▶ [Material provided]
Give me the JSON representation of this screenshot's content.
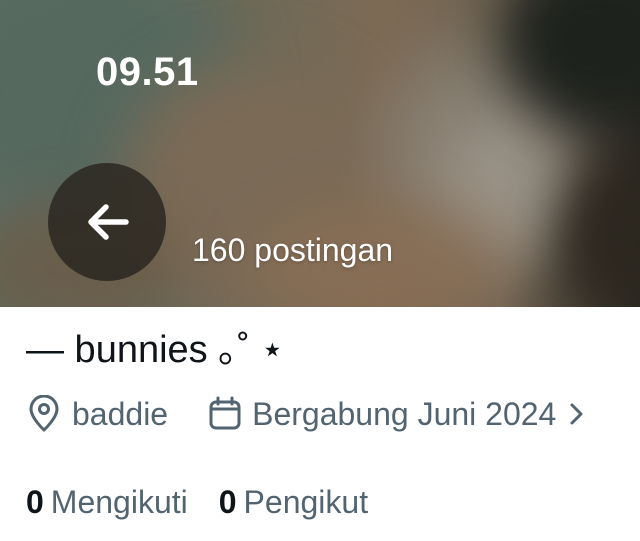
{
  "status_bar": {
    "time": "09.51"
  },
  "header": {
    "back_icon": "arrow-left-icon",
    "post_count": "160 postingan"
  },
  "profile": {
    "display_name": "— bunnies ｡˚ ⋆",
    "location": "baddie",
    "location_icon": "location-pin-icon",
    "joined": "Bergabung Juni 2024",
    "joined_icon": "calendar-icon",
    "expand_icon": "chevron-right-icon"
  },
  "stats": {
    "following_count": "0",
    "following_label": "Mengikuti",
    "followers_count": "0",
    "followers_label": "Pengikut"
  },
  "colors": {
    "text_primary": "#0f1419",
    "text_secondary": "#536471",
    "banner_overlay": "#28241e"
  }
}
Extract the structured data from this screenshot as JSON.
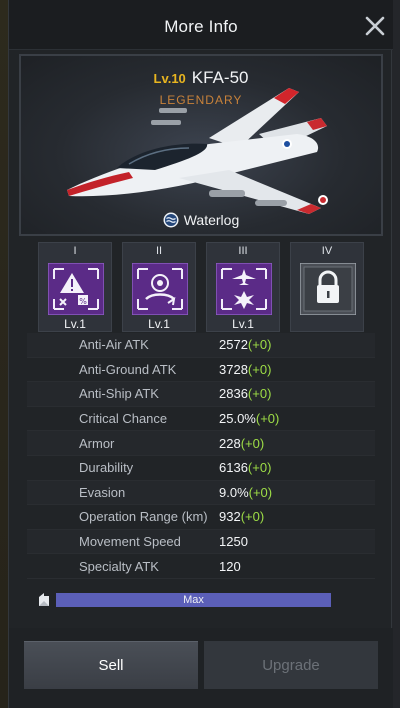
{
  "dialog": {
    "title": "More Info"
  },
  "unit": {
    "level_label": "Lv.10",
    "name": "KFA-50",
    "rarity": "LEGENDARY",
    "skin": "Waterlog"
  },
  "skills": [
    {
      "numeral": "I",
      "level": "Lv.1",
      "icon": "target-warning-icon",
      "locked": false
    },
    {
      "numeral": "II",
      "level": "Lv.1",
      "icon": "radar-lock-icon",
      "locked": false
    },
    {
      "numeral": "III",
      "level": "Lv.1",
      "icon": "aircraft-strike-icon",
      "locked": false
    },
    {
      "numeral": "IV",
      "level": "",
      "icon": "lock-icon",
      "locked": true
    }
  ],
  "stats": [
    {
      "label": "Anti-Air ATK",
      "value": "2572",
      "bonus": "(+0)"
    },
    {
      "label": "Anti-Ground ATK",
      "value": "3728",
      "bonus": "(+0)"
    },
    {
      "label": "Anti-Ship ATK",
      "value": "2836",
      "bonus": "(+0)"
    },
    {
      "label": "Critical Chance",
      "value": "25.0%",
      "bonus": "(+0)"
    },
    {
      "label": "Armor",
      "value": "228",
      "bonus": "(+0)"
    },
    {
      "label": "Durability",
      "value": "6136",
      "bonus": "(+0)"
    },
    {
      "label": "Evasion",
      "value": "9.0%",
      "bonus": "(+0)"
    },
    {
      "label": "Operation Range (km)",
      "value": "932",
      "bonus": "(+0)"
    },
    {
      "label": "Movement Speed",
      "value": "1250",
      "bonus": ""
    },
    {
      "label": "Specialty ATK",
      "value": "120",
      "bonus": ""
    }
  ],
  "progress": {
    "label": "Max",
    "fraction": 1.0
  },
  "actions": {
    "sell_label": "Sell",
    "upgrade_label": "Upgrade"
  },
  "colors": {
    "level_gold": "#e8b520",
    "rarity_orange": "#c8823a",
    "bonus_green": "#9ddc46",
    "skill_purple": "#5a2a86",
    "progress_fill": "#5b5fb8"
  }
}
...
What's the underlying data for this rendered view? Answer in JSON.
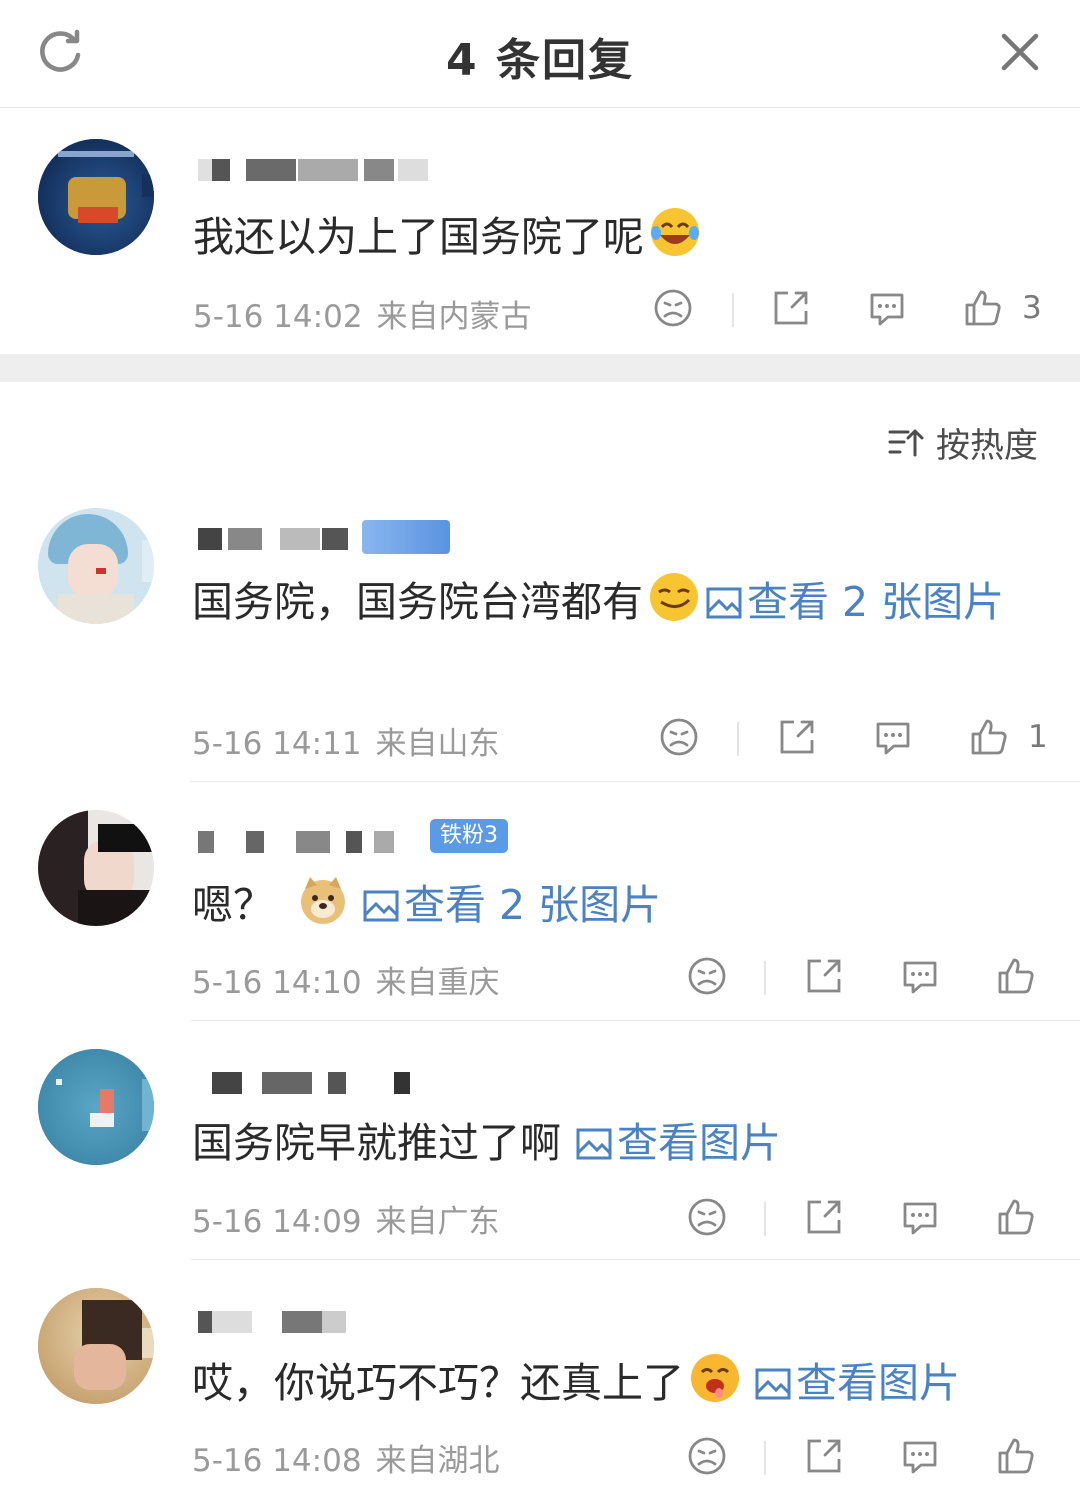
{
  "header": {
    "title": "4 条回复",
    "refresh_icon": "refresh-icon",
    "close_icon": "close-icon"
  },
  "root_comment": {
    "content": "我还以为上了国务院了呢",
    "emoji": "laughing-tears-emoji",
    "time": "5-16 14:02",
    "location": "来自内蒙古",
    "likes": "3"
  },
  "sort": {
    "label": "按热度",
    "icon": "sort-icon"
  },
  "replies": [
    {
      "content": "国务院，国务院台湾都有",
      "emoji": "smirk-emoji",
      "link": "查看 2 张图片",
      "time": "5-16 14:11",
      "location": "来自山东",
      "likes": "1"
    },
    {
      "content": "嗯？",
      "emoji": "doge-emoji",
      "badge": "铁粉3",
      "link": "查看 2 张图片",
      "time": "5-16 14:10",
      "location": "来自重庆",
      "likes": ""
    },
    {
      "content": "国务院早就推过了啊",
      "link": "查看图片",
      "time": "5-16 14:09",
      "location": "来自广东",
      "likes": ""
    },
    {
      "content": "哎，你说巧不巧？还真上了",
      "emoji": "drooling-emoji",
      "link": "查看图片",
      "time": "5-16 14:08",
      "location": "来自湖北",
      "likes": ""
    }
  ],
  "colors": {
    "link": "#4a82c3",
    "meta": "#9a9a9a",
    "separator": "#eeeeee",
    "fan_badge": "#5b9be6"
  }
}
--
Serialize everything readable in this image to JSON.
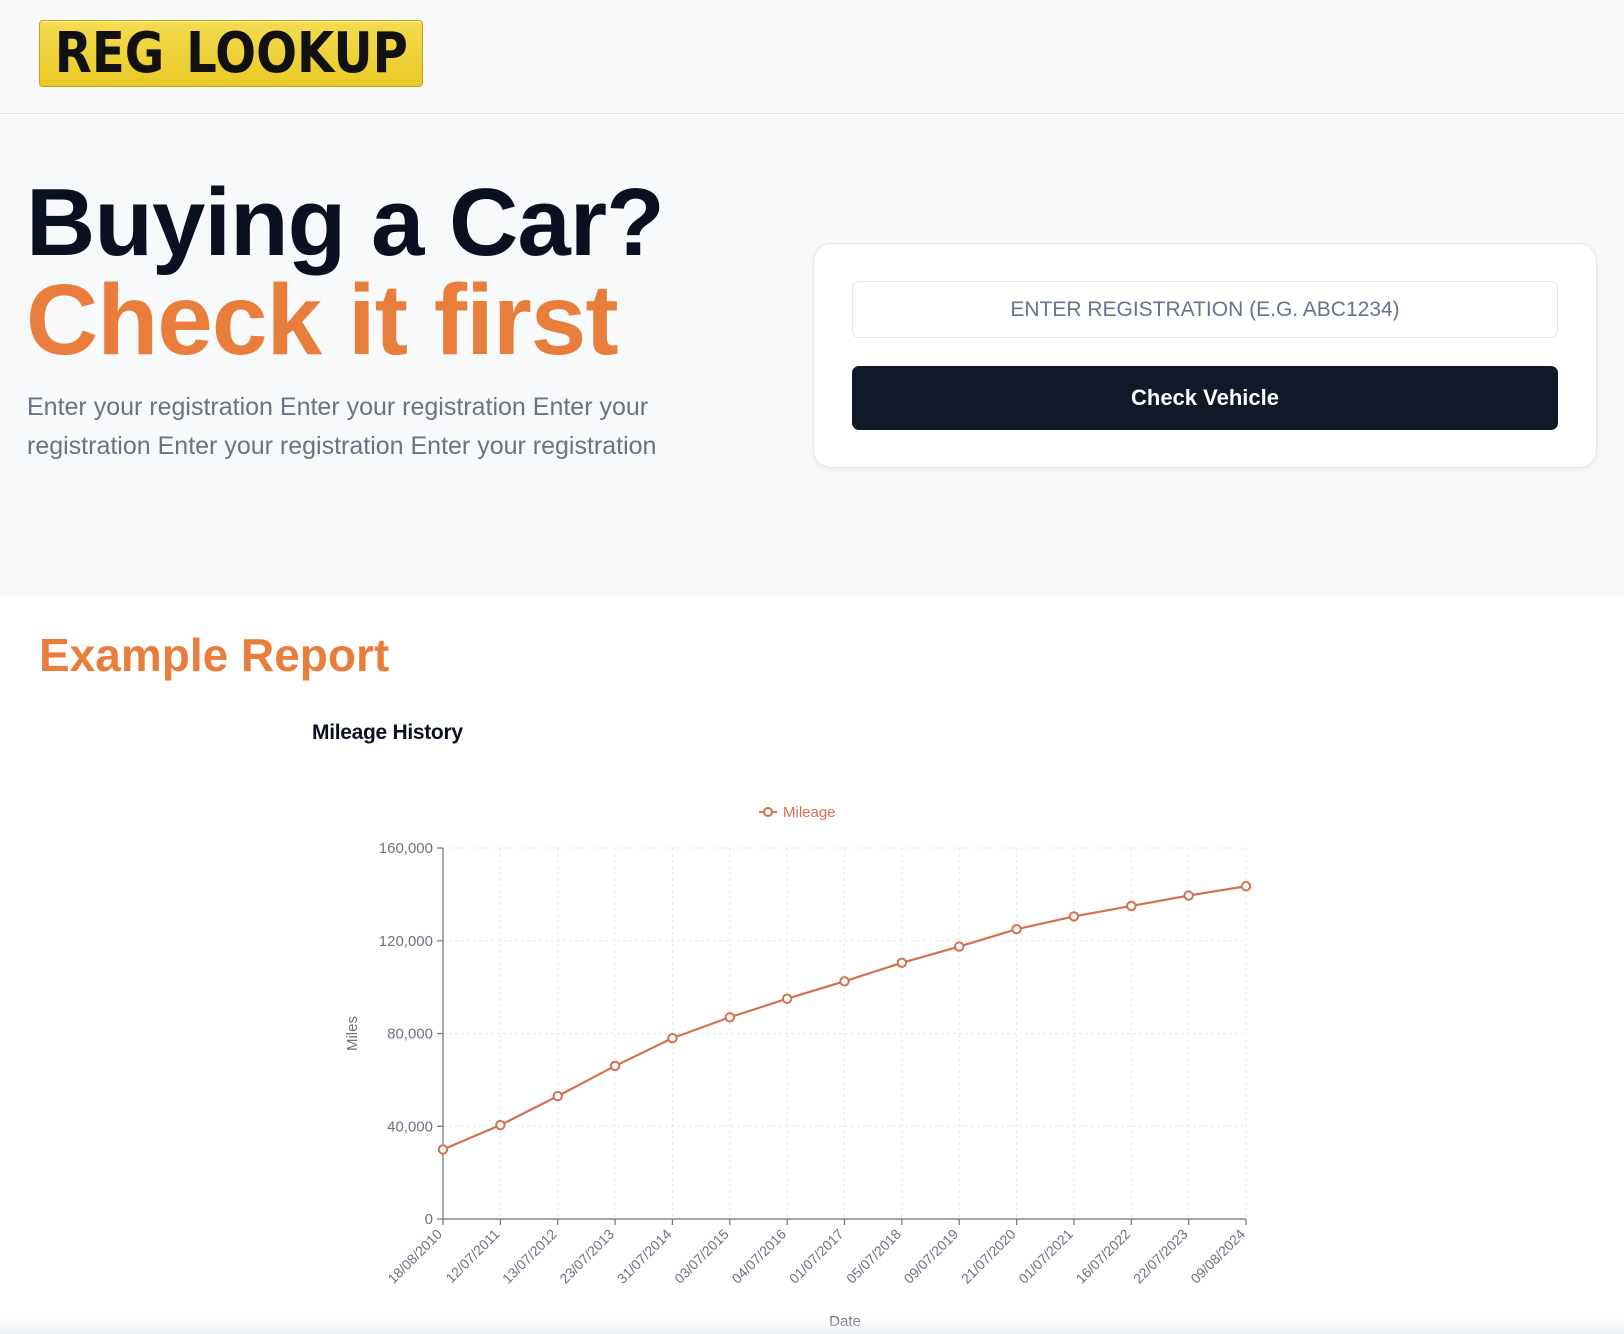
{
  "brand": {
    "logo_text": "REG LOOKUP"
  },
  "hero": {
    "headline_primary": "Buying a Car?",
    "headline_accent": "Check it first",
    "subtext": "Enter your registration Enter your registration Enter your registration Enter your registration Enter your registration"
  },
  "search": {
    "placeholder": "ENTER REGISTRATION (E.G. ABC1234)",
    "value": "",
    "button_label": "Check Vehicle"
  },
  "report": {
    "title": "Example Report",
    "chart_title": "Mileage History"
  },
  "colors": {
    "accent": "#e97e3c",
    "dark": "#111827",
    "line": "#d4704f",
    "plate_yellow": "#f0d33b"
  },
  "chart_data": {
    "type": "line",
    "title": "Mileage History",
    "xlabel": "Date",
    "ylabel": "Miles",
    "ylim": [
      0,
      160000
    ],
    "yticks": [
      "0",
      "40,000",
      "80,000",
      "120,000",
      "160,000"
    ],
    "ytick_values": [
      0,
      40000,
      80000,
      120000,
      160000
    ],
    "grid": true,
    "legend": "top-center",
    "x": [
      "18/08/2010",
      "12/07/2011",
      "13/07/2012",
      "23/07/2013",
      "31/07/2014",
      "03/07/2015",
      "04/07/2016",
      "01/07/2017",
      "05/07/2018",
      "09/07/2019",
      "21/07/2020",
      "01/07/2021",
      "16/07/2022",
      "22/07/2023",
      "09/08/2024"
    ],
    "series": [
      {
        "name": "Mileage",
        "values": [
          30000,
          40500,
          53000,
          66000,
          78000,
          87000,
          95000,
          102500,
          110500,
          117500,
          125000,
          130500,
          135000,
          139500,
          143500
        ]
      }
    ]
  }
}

▶ [What is required] From the listing above, copy every line that holds the string "icon".

▶ [The answer]
    "back_icon": "arrow-left-icon",
    "location_icon": "location-pin-icon",
    "joined_icon": "calendar-icon",
    "expand_icon": "chevron-right-icon"
      "icon": "target-warning-icon",
      "icon": "radar-lock-icon",
      "icon": "aircraft-strike-icon",
      "icon": "lock-icon",
    "refresh_icon": "refresh-icon",
    "close_icon": "close-icon"
    "icon": "sort-icon"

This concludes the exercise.